╭─ DATA SECTION
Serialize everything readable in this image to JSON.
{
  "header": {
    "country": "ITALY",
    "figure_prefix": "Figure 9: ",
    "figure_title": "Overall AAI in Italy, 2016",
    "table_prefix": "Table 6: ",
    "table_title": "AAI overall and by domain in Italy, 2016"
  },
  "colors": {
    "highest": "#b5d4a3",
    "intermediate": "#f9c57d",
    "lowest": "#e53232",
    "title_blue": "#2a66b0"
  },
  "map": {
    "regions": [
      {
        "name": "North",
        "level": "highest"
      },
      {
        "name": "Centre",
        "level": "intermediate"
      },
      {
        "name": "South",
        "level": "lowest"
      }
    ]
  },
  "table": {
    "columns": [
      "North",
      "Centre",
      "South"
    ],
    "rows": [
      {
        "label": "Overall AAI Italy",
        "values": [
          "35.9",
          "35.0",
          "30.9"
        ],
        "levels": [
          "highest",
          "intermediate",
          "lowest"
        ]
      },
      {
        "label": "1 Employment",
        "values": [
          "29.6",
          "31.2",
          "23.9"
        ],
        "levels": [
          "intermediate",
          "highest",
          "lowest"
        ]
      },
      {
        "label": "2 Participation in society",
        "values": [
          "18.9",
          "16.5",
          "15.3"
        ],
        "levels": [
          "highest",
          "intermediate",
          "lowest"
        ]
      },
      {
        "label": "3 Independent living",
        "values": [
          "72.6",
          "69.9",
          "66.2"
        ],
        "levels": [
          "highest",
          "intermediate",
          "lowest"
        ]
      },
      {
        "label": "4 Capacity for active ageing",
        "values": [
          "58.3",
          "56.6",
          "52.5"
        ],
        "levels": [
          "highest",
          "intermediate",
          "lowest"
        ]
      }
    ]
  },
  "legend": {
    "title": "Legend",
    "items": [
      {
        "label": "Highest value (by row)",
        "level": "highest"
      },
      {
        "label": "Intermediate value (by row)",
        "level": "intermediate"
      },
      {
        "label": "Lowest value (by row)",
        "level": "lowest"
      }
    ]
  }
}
╰─
WHAT IS EXPECTED:
Retype the records above exactly.

CORRECT OUTPUT:
Serialize everything readable in this image to JSON.
{
  "header": {
    "country": "ITALY",
    "figure_prefix": "Figure 9: ",
    "figure_title": "Overall AAI in Italy, 2016",
    "table_prefix": "Table 6: ",
    "table_title": "AAI overall and by domain in Italy, 2016"
  },
  "colors": {
    "highest": "#b5d4a3",
    "intermediate": "#f9c57d",
    "lowest": "#e53232",
    "title_blue": "#2a66b0"
  },
  "map": {
    "regions": [
      {
        "name": "North",
        "level": "highest"
      },
      {
        "name": "Centre",
        "level": "intermediate"
      },
      {
        "name": "South",
        "level": "lowest"
      }
    ]
  },
  "table": {
    "columns": [
      "North",
      "Centre",
      "South"
    ],
    "rows": [
      {
        "label": "Overall AAI Italy",
        "values": [
          "35.9",
          "35.0",
          "30.9"
        ],
        "levels": [
          "highest",
          "intermediate",
          "lowest"
        ]
      },
      {
        "label": "1 Employment",
        "values": [
          "29.6",
          "31.2",
          "23.9"
        ],
        "levels": [
          "intermediate",
          "highest",
          "lowest"
        ]
      },
      {
        "label": "2 Participation in society",
        "values": [
          "18.9",
          "16.5",
          "15.3"
        ],
        "levels": [
          "highest",
          "intermediate",
          "lowest"
        ]
      },
      {
        "label": "3 Independent living",
        "values": [
          "72.6",
          "69.9",
          "66.2"
        ],
        "levels": [
          "highest",
          "intermediate",
          "lowest"
        ]
      },
      {
        "label": "4 Capacity for active ageing",
        "values": [
          "58.3",
          "56.6",
          "52.5"
        ],
        "levels": [
          "highest",
          "intermediate",
          "lowest"
        ]
      }
    ]
  },
  "legend": {
    "title": "Legend",
    "items": [
      {
        "label": "Highest value (by row)",
        "level": "highest"
      },
      {
        "label": "Intermediate value (by row)",
        "level": "intermediate"
      },
      {
        "label": "Lowest value (by row)",
        "level": "lowest"
      }
    ]
  }
}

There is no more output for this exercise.